§ Collected data
>>

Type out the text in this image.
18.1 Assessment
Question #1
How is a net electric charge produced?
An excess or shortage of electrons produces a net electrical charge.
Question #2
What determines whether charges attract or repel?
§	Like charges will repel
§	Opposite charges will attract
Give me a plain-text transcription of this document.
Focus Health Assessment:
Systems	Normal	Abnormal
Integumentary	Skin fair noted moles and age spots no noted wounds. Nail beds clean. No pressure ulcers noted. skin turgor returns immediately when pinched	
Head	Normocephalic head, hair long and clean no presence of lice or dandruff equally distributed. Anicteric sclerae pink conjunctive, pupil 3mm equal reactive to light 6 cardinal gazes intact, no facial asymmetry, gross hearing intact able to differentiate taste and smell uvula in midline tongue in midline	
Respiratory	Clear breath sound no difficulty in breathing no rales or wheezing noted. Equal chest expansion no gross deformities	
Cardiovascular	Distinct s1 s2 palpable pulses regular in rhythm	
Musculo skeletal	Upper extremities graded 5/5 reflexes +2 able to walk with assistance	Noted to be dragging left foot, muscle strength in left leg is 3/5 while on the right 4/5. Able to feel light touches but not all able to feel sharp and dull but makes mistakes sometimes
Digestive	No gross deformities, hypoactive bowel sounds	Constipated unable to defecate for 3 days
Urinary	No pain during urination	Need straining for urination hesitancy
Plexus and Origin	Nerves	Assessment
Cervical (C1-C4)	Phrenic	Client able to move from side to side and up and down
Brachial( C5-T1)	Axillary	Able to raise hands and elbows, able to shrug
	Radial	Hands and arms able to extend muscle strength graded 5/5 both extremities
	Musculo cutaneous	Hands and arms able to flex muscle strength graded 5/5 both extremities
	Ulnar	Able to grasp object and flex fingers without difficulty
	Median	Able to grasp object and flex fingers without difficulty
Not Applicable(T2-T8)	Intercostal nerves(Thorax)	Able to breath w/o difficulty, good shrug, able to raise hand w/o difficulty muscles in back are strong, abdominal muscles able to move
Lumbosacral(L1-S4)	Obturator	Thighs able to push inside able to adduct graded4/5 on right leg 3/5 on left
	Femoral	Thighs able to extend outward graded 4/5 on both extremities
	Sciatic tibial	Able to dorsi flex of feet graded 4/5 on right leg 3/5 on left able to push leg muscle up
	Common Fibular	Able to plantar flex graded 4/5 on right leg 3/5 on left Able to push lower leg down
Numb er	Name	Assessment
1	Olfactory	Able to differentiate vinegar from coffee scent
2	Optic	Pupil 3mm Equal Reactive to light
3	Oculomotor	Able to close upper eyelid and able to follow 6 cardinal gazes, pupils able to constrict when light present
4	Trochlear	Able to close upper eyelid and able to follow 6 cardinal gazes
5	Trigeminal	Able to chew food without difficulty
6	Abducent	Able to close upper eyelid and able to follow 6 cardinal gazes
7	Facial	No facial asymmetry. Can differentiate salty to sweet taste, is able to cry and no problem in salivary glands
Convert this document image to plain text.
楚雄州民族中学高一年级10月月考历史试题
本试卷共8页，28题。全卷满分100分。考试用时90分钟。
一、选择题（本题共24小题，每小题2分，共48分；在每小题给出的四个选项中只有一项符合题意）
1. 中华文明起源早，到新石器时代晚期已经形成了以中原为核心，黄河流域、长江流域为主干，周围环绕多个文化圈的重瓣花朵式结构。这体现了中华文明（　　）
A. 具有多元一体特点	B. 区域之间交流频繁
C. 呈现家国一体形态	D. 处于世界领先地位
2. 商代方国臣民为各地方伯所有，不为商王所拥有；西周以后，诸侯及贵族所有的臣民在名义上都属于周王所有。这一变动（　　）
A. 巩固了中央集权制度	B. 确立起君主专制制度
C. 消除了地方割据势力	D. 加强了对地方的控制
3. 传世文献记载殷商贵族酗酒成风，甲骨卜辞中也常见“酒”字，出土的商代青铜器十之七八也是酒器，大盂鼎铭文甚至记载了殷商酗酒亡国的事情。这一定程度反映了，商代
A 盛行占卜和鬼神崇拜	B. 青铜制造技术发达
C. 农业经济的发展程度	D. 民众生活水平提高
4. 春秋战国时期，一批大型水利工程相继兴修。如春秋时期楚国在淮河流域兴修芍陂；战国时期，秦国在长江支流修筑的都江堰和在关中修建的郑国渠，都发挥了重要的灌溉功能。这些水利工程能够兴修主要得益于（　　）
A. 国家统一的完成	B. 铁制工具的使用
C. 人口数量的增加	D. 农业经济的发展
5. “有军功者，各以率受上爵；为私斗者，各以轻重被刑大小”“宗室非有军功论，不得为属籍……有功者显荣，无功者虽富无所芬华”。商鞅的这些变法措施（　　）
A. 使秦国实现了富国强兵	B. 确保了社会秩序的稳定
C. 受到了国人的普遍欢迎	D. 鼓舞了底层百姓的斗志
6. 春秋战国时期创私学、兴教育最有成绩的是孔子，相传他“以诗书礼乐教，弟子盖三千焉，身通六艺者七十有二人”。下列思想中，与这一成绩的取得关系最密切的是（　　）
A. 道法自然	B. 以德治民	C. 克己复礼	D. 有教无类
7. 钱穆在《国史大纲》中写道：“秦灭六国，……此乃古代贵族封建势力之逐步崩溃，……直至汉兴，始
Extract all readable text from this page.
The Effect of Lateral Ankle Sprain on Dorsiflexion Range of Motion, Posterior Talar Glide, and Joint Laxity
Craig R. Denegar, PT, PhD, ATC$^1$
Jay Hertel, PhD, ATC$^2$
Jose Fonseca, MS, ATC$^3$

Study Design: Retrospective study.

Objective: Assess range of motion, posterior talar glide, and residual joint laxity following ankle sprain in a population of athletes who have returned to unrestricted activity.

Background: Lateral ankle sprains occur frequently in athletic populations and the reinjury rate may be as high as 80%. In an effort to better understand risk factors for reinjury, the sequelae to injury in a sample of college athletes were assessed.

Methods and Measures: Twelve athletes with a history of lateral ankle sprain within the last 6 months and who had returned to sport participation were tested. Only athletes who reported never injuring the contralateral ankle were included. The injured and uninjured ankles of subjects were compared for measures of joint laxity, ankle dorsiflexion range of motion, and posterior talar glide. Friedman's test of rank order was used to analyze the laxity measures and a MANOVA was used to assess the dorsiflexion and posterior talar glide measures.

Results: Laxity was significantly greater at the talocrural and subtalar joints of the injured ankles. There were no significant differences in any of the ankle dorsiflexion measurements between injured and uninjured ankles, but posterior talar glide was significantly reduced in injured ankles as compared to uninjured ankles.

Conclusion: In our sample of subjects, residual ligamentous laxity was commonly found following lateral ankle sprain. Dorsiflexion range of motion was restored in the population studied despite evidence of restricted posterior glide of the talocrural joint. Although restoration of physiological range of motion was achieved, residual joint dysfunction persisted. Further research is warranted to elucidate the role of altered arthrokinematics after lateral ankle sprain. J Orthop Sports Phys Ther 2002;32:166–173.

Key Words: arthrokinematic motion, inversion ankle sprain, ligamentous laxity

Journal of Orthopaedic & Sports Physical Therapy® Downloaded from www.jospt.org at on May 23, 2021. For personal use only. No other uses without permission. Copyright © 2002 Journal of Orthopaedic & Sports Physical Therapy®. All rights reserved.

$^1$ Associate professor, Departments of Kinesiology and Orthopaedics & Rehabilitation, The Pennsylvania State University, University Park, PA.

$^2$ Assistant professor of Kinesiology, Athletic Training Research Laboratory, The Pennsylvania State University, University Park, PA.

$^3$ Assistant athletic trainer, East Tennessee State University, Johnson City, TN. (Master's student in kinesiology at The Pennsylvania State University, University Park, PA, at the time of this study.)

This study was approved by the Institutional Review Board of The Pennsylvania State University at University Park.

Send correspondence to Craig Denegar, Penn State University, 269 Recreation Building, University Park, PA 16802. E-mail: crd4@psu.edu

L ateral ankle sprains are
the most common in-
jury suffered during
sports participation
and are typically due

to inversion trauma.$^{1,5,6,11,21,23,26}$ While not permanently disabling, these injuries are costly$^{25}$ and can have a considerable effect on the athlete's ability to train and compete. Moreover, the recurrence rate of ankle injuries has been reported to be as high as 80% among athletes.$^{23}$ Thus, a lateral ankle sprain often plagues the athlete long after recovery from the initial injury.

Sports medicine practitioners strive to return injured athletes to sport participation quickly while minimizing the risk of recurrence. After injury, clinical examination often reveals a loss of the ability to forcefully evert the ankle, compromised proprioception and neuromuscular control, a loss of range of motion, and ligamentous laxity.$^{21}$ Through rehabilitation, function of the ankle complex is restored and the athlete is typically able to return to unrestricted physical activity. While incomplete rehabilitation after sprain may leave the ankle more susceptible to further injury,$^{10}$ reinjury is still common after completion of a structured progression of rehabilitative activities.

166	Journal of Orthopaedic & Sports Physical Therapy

<<

In the entries above, find every line with the word "Assessment" and list it.

18.1 Assessment
Focus Health Assessment:
Plexus and Origin	Nerves	Assessment
Numb er	Name	Assessment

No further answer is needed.